▶ _TEXT BLOCK_
--- START ---
And honestly, I don't know if you CAN get 1/2 the shots with live view running. That LCD seriously burns a TON of power.  Think of a smart phone.  Keep it in your pocket all day and regardless of how busy it is, you'll have a lot of battery left at the end of the day.  Take it out and play solitaire for even an hour? hooo boy.


----------



## astroNikon (Oct 6, 2013)

On page 17 of your manual

before shooting, turn teh camera on and check the battery level and number of exposures remaining in the information display or viewfinder (if the monitor is turned off, press the Info button to view the information display; if the monitor does not turn on, the battery is exhausted and must be recharged).

on the top left is a battery indicator.  Of course a fully enclosed battery icon is fullcharges, then partially discharged, low battery, and if it blinks it is exhausted.


----------



## Tony S (Oct 6, 2013)

Charge your battery to full, then put it in the camera and leave the live view or some other feature on until it shuts down because of a low batter.  Now charge the battery to full again.  Sometimes the metering on newer electronics using batteries can be reset to actually read a the batteries correctly using this method.  It had nothing to do with battery life or memory (which with Li-Ion batteries is a non issue), but the way the camera reads the battery power.


----------



## PaulWog (Oct 6, 2013)

Here's some pointers from a D5200 user (I haven't read the other responses so hopefully I don't double-up):

1) Live-view drains your battery more quickly. It also causes the VR on any lens to work constantly (draining more battery and possibly reducing the life-span of the VR in the lens). Live-view also usually takes a little longer to focus, draining more battery with each focus. If you have set your camera to continual focus, then even more battery drainage will occur since the camera in live-view will constantly refocus.
2) I have set my camera up to RAW-only. If you set it up with JPEG and RAW, it will likely take up more processing power, and it'll use up more battery power with each shot.
3) I use single-point focusing. I don't know if this saves battery for me, but that's what I do. Also, don't use the built-in flash, that'll really drain your battery.
4) If you leave your camera on continually, it'll drain the battery. Turn it off when you're not using it, it turns on extremely fast so there's no worry about missing a shot (unless if you're in the midst of shooting continually).
5) If you're constantly focusing your lens and not taking a shot, you'll also end up draining the battery. Just because you don't click on the shutter doesn't mean you haven't used up battery power.
6) Auto mode is a battery drainer. It uses more processing power, pops the flash up when you often don't need it, etc. The only excuse for having a DSLR in auto is if you have a prime lens and you have it set to a quick aperture, otherwise I'd just be using a point-and-shoot with built-in flash. I find DSLR's in auto mode with basic zoom lenses don't really edge out the competition (decent point-and-shoot cameras). You need to take advantage of what the DSLR has to offer and manage the aperture, ISO, and shutter speed; you also need to understand how to use flash, and/or (preferably AND) have a prime lens or a quick zoom lens (f1.8-f2.8 are great apertures to have as an option).


----------



## mikeyidaho (Oct 6, 2013)

My sister shoots her d3200 only in auto and she doesn't get many shots either. A major factor I believe is that in auto the pop up flash is used a large portion of the time which is a huge drain, and making the camera do all the thinking might be detrimental compare to a manual or semi manual mode.
--- END ---
▶ _DATA PROVIDED_
--- START ---
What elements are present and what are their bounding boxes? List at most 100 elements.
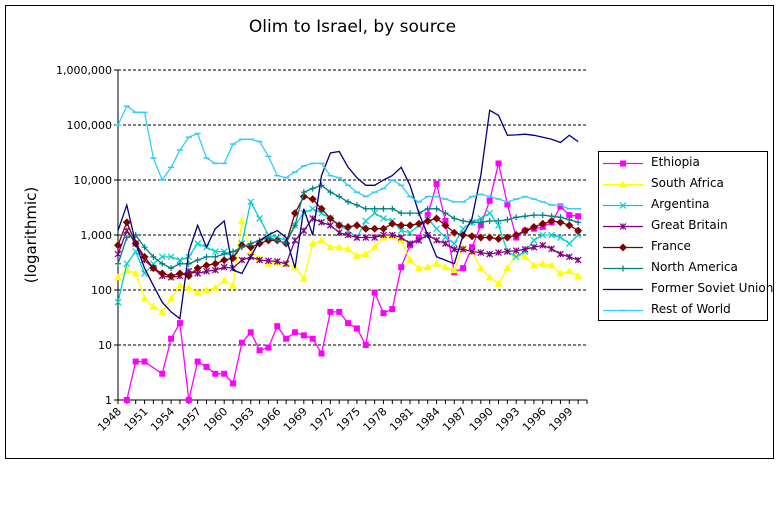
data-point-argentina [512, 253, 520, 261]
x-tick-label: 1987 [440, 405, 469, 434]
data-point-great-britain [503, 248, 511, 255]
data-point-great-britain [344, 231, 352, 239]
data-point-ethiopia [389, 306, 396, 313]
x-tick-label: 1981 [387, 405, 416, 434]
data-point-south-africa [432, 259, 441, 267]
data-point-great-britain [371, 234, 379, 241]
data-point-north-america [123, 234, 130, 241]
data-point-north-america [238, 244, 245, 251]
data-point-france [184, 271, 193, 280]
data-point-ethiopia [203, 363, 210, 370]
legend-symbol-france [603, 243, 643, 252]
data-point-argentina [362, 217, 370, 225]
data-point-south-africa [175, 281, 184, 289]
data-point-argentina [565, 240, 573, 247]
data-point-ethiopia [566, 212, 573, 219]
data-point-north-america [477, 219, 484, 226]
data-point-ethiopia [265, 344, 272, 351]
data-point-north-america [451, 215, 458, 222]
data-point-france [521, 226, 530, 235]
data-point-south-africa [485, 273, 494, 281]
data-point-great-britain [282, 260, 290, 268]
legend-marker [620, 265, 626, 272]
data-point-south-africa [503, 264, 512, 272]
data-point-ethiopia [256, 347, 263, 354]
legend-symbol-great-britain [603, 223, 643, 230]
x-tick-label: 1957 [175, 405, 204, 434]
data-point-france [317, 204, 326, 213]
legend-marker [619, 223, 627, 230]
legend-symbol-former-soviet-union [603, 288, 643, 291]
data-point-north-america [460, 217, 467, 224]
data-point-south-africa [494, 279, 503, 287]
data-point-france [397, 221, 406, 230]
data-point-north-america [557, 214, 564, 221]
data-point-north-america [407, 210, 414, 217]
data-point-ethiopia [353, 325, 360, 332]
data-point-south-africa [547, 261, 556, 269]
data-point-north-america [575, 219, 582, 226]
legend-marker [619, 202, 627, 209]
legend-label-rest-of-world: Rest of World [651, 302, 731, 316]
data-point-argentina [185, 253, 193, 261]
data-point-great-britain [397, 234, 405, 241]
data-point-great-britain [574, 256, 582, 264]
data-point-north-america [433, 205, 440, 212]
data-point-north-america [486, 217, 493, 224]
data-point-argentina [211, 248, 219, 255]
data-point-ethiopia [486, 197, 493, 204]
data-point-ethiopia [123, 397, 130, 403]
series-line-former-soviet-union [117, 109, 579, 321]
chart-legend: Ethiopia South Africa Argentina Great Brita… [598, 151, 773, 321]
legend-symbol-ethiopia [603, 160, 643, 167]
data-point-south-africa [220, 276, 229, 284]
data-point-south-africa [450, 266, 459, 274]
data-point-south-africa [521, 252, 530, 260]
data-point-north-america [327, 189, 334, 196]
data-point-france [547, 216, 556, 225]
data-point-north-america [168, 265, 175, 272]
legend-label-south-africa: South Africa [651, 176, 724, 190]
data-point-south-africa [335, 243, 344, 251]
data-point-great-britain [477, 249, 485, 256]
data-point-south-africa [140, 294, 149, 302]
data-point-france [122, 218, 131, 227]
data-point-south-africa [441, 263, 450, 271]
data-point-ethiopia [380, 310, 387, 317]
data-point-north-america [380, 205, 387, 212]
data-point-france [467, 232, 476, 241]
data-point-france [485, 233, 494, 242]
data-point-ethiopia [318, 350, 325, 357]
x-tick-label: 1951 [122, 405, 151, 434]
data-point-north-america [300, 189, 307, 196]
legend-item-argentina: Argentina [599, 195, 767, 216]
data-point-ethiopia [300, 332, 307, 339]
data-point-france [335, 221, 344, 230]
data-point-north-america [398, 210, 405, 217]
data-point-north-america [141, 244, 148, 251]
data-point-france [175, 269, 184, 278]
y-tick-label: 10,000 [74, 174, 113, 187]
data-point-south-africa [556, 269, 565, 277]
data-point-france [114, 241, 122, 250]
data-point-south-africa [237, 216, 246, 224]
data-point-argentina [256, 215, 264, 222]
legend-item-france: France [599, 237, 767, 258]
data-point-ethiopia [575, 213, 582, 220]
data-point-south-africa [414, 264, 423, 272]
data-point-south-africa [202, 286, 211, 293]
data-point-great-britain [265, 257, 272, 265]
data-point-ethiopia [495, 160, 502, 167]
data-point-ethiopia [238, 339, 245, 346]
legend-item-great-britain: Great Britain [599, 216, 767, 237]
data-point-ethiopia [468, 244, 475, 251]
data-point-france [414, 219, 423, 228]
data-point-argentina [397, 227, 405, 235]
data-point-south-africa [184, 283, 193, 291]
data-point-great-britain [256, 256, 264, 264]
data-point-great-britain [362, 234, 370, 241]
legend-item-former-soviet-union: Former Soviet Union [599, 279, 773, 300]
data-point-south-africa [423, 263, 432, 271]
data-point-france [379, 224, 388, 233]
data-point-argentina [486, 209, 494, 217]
--- END ---
▶ _SHORT PROBLEM 1_
Based on the camera battery thread, do these statements agree with it? Give yes or no for each, with the deciding words of the thread quoted exactly. (a) PaulWog shoots in both RAW and JPEG. (b) Tony S says his full-drain-and-recharge method has to do with battery memory. (c) astroNikon says a blinking battery icon means the battery is exhausted.
▶ _SHORT PROBLEM 2_
Return the part of the camera battery thread from "Charge your battery" to "PaulWog (Oct 6, 2013)", copied exactly.
▶ _SHORT PROBLEM 3_
Resume the camera battery thread after its last sentence.

▶ _REPLY 1_
(a) No: "I have set my camera up to RAW-only."
(b) No: "It had nothing to do with battery life or memory"
(c) Yes: "if it blinks it is exhausted"

▶ _REPLY 2_
Charge your battery to full, then put it in the camera and leave the live view or some other feature on until it shuts down because of a low batter.  Now charge the battery to full again.  Sometimes the metering on newer electronics using batteries can be reset to actually read a the batteries correctly using this method.  It had nothing to do with battery life or memory (which with Li-Ion batteries is a non issue), but the way the camera reads the battery power.


----------



## PaulWog (Oct 6, 2013)

▶ _REPLY 3_
Sent from my Verizon Galaxy S III using Tapatalk 2


----------



## KmH (Oct 6, 2013)

Look at your D5100 users manual - page 160 - Custom Settings menu c2: Auto Off Timers for the rear LCD (including live view), exposure meter, viewfinder, and information display stay on.

Using the built-in flash can indeed be a huge battery drain and lens VR also uses battery power.

Lens VR should normally be tuned off, and only turned on when shutter speed is less than 1/focal length of the lens or 1/500.


----------



## Solarflare (Oct 7, 2013)

Sounds to me like the OP is using a lot of flash.

Or at least thats the last problem I can think of, given the fact he had the same problem even with fully charged batteries from Nikon.

I get my 500+ shots out of my D5100, always, no problem.


----------



## manaheim (Oct 7, 2013)

Solarflare said:


> Sounds to me like the OP is using a lot of flash.
> 
> Or at least thats the last problem I can think of, given the fact he had the same problem even with fully charged batteries from Nikon.
> 
> I get my 500+ shots out of my D5100, always, no problem.



Ohhhhhhh yeah.  That too. Live view and flash.  What do you want to bet the camera is set on Auto?  That pops up the flash constantly.


----------



## TheLost (Oct 7, 2013)

Do you take a few shots... put the camera away... then a week or two later take more shots...  then put the camera away... then a month later take a few shots... repeat?  All while leaving the camera on?


----------



## mrbadwrench (Oct 7, 2013)

I bet its flash if youre in auto mode, because I use manual mode with the stock lens on auto focus and VR and i use live view once in a while and i get 800+ shots easy, I never use flash.


----------



## cbarnard7 (Oct 8, 2013)

I have a d5100 and normally shoot in RAW:
no-live view
no flash (I shoot landscapes mostly)
no long exposure (1/8sec in usually the longest) 
I turn off my camera if I know I won't use it for another 5 minutes or more.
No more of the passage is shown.